GIVEN PROBLEM:
Locate the string "помощью" in the records below. Copy every line where it occurs.

EXCERPTED DATA:
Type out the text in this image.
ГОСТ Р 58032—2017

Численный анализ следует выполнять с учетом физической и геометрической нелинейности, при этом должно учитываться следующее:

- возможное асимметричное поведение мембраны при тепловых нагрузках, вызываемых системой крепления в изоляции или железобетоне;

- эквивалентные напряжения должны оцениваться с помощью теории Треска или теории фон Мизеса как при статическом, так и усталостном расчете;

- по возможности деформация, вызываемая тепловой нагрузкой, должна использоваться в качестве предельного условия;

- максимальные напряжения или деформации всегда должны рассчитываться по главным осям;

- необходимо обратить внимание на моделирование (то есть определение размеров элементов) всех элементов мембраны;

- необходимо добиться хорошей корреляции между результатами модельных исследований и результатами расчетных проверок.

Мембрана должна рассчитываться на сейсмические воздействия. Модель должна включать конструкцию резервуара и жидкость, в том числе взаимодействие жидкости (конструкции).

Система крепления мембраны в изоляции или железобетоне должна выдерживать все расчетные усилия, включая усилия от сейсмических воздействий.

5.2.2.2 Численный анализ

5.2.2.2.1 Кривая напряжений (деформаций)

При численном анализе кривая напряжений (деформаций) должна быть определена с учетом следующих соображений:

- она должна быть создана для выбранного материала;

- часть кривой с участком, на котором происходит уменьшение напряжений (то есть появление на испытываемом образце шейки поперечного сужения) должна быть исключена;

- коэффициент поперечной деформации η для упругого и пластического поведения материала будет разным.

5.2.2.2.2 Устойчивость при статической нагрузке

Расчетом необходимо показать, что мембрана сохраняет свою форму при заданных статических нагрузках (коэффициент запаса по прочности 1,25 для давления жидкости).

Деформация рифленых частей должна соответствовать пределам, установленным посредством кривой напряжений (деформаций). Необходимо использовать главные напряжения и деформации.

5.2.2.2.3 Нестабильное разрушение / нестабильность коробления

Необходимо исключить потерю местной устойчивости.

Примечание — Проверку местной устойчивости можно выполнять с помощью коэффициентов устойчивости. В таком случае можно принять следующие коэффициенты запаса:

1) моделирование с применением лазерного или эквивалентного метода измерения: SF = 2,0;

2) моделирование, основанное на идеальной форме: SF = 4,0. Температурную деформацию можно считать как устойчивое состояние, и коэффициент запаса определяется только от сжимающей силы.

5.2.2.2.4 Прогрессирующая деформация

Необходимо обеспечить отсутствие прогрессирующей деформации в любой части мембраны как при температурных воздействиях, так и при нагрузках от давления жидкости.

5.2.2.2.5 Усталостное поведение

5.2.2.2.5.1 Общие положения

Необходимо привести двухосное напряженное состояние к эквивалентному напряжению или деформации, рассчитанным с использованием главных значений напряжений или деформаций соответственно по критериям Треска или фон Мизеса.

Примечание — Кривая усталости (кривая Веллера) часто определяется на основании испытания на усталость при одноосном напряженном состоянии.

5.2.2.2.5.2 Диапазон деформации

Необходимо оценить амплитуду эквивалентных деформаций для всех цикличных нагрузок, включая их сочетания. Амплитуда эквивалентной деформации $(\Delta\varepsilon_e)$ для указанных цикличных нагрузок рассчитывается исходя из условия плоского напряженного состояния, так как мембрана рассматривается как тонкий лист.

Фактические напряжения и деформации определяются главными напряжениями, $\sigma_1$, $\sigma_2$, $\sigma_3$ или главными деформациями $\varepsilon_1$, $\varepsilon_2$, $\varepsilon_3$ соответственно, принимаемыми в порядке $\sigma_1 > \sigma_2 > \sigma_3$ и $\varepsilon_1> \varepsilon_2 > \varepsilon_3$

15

RESPONSE TO THIS TASK:
- эквивалентные напряжения должны оцениваться с помощью теории Треска или теории фон Мизеса как при статическом, так и усталостном расчете;
Примечание — Проверку местной устойчивости можно выполнять с помощью коэффициентов устойчивости. В таком случае можно принять следующие коэффициенты запаса:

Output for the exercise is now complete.